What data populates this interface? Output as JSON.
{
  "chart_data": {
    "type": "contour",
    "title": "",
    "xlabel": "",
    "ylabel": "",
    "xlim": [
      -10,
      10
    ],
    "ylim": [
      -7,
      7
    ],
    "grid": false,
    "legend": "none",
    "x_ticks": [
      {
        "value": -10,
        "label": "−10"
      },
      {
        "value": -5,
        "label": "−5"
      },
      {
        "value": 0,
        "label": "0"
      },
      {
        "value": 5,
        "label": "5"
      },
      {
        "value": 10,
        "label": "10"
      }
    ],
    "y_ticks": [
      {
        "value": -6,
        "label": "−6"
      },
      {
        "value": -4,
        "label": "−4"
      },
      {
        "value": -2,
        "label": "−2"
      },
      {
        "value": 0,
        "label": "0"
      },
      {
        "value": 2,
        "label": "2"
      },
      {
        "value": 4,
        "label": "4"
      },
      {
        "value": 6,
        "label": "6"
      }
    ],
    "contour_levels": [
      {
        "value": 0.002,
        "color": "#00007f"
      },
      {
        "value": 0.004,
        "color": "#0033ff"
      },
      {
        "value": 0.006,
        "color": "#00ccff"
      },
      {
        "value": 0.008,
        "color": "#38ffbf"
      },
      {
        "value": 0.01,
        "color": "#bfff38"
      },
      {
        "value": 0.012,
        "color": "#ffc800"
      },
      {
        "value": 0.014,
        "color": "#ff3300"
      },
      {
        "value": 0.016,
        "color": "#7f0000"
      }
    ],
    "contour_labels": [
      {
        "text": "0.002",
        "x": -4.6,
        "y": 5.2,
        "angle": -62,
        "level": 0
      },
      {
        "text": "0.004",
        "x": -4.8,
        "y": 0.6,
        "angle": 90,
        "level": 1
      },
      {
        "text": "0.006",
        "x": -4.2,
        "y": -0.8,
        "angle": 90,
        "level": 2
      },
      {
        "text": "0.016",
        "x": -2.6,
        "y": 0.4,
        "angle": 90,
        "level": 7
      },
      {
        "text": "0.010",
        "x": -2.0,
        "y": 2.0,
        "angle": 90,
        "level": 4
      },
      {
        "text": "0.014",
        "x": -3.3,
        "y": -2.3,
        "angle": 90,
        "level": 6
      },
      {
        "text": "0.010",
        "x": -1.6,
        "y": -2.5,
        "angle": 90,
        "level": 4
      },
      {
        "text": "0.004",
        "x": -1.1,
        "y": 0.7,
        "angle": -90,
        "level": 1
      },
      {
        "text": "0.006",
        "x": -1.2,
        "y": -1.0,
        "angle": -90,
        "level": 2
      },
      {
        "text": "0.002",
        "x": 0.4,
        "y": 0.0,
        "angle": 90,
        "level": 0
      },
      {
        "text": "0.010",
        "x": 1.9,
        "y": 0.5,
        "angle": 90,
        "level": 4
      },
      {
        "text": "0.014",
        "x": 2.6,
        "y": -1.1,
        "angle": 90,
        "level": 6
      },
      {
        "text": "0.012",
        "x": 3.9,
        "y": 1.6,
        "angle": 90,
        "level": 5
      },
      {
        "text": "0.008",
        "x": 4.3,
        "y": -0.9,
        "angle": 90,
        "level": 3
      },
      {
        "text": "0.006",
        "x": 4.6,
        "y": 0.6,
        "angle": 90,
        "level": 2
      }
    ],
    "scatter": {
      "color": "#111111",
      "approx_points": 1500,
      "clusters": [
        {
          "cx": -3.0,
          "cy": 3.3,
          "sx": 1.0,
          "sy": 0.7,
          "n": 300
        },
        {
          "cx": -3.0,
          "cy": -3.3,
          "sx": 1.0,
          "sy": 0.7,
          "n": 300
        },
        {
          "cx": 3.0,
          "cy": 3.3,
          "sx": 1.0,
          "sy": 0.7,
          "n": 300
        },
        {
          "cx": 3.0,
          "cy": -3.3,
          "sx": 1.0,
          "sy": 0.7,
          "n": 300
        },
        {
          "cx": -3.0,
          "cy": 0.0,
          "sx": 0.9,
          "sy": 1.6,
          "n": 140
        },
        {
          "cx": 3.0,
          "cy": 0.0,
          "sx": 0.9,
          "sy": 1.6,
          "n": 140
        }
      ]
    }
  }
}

## Exercise description
Transcribe all the entries, keeping each one exactly as it is.

## Expected output
What data populates this interface? Output as JSON.
{
  "chart_data": {
    "type": "contour",
    "title": "",
    "xlabel": "",
    "ylabel": "",
    "xlim": [
      -10,
      10
    ],
    "ylim": [
      -7,
      7
    ],
    "grid": false,
    "legend": "none",
    "x_ticks": [
      {
        "value": -10,
        "label": "−10"
      },
      {
        "value": -5,
        "label": "−5"
      },
      {
        "value": 0,
        "label": "0"
      },
      {
        "value": 5,
        "label": "5"
      },
      {
        "value": 10,
        "label": "10"
      }
    ],
    "y_ticks": [
      {
        "value": -6,
        "label": "−6"
      },
      {
        "value": -4,
        "label": "−4"
      },
      {
        "value": -2,
        "label": "−2"
      },
      {
        "value": 0,
        "label": "0"
      },
      {
        "value": 2,
        "label": "2"
      },
      {
        "value": 4,
        "label": "4"
      },
      {
        "value": 6,
        "label": "6"
      }
    ],
    "contour_levels": [
      {
        "value": 0.002,
        "color": "#00007f"
      },
      {
        "value": 0.004,
        "color": "#0033ff"
      },
      {
        "value": 0.006,
        "color": "#00ccff"
      },
      {
        "value": 0.008,
        "color": "#38ffbf"
      },
      {
        "value": 0.01,
        "color": "#bfff38"
      },
      {
        "value": 0.012,
        "color": "#ffc800"
      },
      {
        "value": 0.014,
        "color": "#ff3300"
      },
      {
        "value": 0.016,
        "color": "#7f0000"
      }
    ],
    "contour_labels": [
      {
        "text": "0.002",
        "x": -4.6,
        "y": 5.2,
        "angle": -62,
        "level": 0
      },
      {
        "text": "0.004",
        "x": -4.8,
        "y": 0.6,
        "angle": 90,
        "level": 1
      },
      {
        "text": "0.006",
        "x": -4.2,
        "y": -0.8,
        "angle": 90,
        "level": 2
      },
      {
        "text": "0.016",
        "x": -2.6,
        "y": 0.4,
        "angle": 90,
        "level": 7
      },
      {
        "text": "0.010",
        "x": -2.0,
        "y": 2.0,
        "angle": 90,
        "level": 4
      },
      {
        "text": "0.014",
        "x": -3.3,
        "y": -2.3,
        "angle": 90,
        "level": 6
      },
      {
        "text": "0.010",
        "x": -1.6,
        "y": -2.5,
        "angle": 90,
        "level": 4
      },
      {
        "text": "0.004",
        "x": -1.1,
        "y": 0.7,
        "angle": -90,
        "level": 1
      },
      {
        "text": "0.006",
        "x": -1.2,
        "y": -1.0,
        "angle": -90,
        "level": 2
      },
      {
        "text": "0.002",
        "x": 0.4,
        "y": 0.0,
        "angle": 90,
        "level": 0
      },
      {
        "text": "0.010",
        "x": 1.9,
        "y": 0.5,
        "angle": 90,
        "level": 4
      },
      {
        "text": "0.014",
        "x": 2.6,
        "y": -1.1,
        "angle": 90,
        "level": 6
      },
      {
        "text": "0.012",
        "x": 3.9,
        "y": 1.6,
        "angle": 90,
        "level": 5
      },
      {
        "text": "0.008",
        "x": 4.3,
        "y": -0.9,
        "angle": 90,
        "level": 3
      },
      {
        "text": "0.006",
        "x": 4.6,
        "y": 0.6,
        "angle": 90,
        "level": 2
      }
    ],
    "scatter": {
      "color": "#111111",
      "approx_points": 1500,
      "clusters": [
        {
          "cx": -3.0,
          "cy": 3.3,
          "sx": 1.0,
          "sy": 0.7,
          "n": 300
        },
        {
          "cx": -3.0,
          "cy": -3.3,
          "sx": 1.0,
          "sy": 0.7,
          "n": 300
        },
        {
          "cx": 3.0,
          "cy": 3.3,
          "sx": 1.0,
          "sy": 0.7,
          "n": 300
        },
        {
          "cx": 3.0,
          "cy": -3.3,
          "sx": 1.0,
          "sy": 0.7,
          "n": 300
        },
        {
          "cx": -3.0,
          "cy": 0.0,
          "sx": 0.9,
          "sy": 1.6,
          "n": 140
        },
        {
          "cx": 3.0,
          "cy": 0.0,
          "sx": 0.9,
          "sy": 1.6,
          "n": 140
        }
      ]
    }
  }
}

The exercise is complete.